Dataset items:
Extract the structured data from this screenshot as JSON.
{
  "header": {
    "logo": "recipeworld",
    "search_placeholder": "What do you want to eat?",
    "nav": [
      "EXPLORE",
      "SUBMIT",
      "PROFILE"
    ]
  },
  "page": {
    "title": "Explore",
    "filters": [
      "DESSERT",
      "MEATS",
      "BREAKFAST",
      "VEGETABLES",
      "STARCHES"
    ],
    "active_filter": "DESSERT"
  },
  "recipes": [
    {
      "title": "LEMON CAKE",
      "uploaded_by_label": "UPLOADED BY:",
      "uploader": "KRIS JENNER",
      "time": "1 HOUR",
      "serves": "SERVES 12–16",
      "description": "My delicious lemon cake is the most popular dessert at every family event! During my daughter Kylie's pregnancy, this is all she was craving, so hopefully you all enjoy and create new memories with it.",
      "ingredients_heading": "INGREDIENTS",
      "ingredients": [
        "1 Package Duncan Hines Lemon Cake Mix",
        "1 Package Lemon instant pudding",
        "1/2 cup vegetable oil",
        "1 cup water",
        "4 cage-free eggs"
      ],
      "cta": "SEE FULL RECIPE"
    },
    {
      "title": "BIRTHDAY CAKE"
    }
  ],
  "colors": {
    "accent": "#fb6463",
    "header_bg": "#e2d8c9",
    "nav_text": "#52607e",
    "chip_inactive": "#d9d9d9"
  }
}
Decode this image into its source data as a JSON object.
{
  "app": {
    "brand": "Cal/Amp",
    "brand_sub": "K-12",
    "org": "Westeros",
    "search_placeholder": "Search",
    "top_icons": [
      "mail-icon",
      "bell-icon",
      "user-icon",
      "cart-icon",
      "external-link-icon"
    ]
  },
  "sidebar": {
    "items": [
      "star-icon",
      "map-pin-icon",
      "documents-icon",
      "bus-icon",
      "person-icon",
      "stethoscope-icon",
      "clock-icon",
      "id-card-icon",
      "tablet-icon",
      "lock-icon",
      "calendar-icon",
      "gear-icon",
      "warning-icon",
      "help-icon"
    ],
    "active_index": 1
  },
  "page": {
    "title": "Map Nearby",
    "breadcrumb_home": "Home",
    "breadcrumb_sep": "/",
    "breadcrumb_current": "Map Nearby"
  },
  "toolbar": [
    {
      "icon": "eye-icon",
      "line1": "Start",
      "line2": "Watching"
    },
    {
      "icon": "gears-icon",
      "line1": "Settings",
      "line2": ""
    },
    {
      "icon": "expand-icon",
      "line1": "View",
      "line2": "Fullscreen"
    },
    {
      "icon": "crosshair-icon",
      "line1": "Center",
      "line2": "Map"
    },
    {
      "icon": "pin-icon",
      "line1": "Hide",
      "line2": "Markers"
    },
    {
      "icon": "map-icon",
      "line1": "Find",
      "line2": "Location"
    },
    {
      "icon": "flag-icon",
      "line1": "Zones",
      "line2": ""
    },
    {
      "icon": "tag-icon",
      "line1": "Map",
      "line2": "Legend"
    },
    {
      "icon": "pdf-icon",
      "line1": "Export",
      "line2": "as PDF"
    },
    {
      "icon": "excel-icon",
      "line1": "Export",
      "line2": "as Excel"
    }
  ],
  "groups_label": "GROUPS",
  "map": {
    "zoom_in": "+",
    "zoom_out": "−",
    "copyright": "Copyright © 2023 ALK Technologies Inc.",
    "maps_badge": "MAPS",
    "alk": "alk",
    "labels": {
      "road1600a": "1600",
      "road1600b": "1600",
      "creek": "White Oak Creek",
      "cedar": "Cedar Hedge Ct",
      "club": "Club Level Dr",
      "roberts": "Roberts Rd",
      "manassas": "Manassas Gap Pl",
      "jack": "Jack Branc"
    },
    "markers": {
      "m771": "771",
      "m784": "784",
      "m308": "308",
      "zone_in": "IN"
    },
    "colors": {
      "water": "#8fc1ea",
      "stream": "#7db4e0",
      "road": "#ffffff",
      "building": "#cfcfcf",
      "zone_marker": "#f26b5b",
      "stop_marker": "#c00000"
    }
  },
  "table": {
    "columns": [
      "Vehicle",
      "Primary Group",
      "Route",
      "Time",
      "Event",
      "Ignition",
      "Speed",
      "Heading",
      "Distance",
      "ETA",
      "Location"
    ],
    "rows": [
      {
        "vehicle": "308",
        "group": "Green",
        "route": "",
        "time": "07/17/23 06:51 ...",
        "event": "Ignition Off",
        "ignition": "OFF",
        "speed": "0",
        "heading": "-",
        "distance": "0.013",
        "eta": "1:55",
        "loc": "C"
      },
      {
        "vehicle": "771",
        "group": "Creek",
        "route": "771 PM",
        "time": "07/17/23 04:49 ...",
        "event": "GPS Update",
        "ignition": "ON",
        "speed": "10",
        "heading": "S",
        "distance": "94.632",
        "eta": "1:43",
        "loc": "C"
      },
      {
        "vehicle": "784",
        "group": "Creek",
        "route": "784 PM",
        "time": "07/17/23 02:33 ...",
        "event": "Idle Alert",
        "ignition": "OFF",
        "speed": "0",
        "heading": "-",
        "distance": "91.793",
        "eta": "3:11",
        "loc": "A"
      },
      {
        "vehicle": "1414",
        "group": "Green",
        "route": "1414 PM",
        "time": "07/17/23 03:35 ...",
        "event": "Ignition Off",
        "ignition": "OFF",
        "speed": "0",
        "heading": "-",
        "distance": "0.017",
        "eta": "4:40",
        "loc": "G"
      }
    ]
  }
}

◆ SET PROBLEM
Print the entries exactly. Include every one.

◆ RESPONSE BELOW
Extract the structured data from this screenshot as JSON.
{
  "header": {
    "logo": "recipeworld",
    "search_placeholder": "What do you want to eat?",
    "nav": [
      "EXPLORE",
      "SUBMIT",
      "PROFILE"
    ]
  },
  "page": {
    "title": "Explore",
    "filters": [
      "DESSERT",
      "MEATS",
      "BREAKFAST",
      "VEGETABLES",
      "STARCHES"
    ],
    "active_filter": "DESSERT"
  },
  "recipes": [
    {
      "title": "LEMON CAKE",
      "uploaded_by_label": "UPLOADED BY:",
      "uploader": "KRIS JENNER",
      "time": "1 HOUR",
      "serves": "SERVES 12–16",
      "description": "My delicious lemon cake is the most popular dessert at every family event! During my daughter Kylie's pregnancy, this is all she was craving, so hopefully you all enjoy and create new memories with it.",
      "ingredients_heading": "INGREDIENTS",
      "ingredients": [
        "1 Package Duncan Hines Lemon Cake Mix",
        "1 Package Lemon instant pudding",
        "1/2 cup vegetable oil",
        "1 cup water",
        "4 cage-free eggs"
      ],
      "cta": "SEE FULL RECIPE"
    },
    {
      "title": "BIRTHDAY CAKE"
    }
  ],
  "colors": {
    "accent": "#fb6463",
    "header_bg": "#e2d8c9",
    "nav_text": "#52607e",
    "chip_inactive": "#d9d9d9"
  }
}
Decode this image into its source data as a JSON object.
{
  "app": {
    "brand": "Cal/Amp",
    "brand_sub": "K-12",
    "org": "Westeros",
    "search_placeholder": "Search",
    "top_icons": [
      "mail-icon",
      "bell-icon",
      "user-icon",
      "cart-icon",
      "external-link-icon"
    ]
  },
  "sidebar": {
    "items": [
      "star-icon",
      "map-pin-icon",
      "documents-icon",
      "bus-icon",
      "person-icon",
      "stethoscope-icon",
      "clock-icon",
      "id-card-icon",
      "tablet-icon",
      "lock-icon",
      "calendar-icon",
      "gear-icon",
      "warning-icon",
      "help-icon"
    ],
    "active_index": 1
  },
  "page": {
    "title": "Map Nearby",
    "breadcrumb_home": "Home",
    "breadcrumb_sep": "/",
    "breadcrumb_current": "Map Nearby"
  },
  "toolbar": [
    {
      "icon": "eye-icon",
      "line1": "Start",
      "line2": "Watching"
    },
    {
      "icon": "gears-icon",
      "line1": "Settings",
      "line2": ""
    },
    {
      "icon": "expand-icon",
      "line1": "View",
      "line2": "Fullscreen"
    },
    {
      "icon": "crosshair-icon",
      "line1": "Center",
      "line2": "Map"
    },
    {
      "icon": "pin-icon",
      "line1": "Hide",
      "line2": "Markers"
    },
    {
      "icon": "map-icon",
      "line1": "Find",
      "line2": "Location"
    },
    {
      "icon": "flag-icon",
      "line1": "Zones",
      "line2": ""
    },
    {
      "icon": "tag-icon",
      "line1": "Map",
      "line2": "Legend"
    },
    {
      "icon": "pdf-icon",
      "line1": "Export",
      "line2": "as PDF"
    },
    {
      "icon": "excel-icon",
      "line1": "Export",
      "line2": "as Excel"
    }
  ],
  "groups_label": "GROUPS",
  "map": {
    "zoom_in": "+",
    "zoom_out": "−",
    "copyright": "Copyright © 2023 ALK Technologies Inc.",
    "maps_badge": "MAPS",
    "alk": "alk",
    "labels": {
      "road1600a": "1600",
      "road1600b": "1600",
      "creek": "White Oak Creek",
      "cedar": "Cedar Hedge Ct",
      "club": "Club Level Dr",
      "roberts": "Roberts Rd",
      "manassas": "Manassas Gap Pl",
      "jack": "Jack Branc"
    },
    "markers": {
      "m771": "771",
      "m784": "784",
      "m308": "308",
      "zone_in": "IN"
    },
    "colors": {
      "water": "#8fc1ea",
      "stream": "#7db4e0",
      "road": "#ffffff",
      "building": "#cfcfcf",
      "zone_marker": "#f26b5b",
      "stop_marker": "#c00000"
    }
  },
  "table": {
    "columns": [
      "Vehicle",
      "Primary Group",
      "Route",
      "Time",
      "Event",
      "Ignition",
      "Speed",
      "Heading",
      "Distance",
      "ETA",
      "Location"
    ],
    "rows": [
      {
        "vehicle": "308",
        "group": "Green",
        "route": "",
        "time": "07/17/23 06:51 ...",
        "event": "Ignition Off",
        "ignition": "OFF",
        "speed": "0",
        "heading": "-",
        "distance": "0.013",
        "eta": "1:55",
        "loc": "C"
      },
      {
        "vehicle": "771",
        "group": "Creek",
        "route": "771 PM",
        "time": "07/17/23 04:49 ...",
        "event": "GPS Update",
        "ignition": "ON",
        "speed": "10",
        "heading": "S",
        "distance": "94.632",
        "eta": "1:43",
        "loc": "C"
      },
      {
        "vehicle": "784",
        "group": "Creek",
        "route": "784 PM",
        "time": "07/17/23 02:33 ...",
        "event": "Idle Alert",
        "ignition": "OFF",
        "speed": "0",
        "heading": "-",
        "distance": "91.793",
        "eta": "3:11",
        "loc": "A"
      },
      {
        "vehicle": "1414",
        "group": "Green",
        "route": "1414 PM",
        "time": "07/17/23 03:35 ...",
        "event": "Ignition Off",
        "ignition": "OFF",
        "speed": "0",
        "heading": "-",
        "distance": "0.017",
        "eta": "4:40",
        "loc": "G"
      }
    ]
  }
}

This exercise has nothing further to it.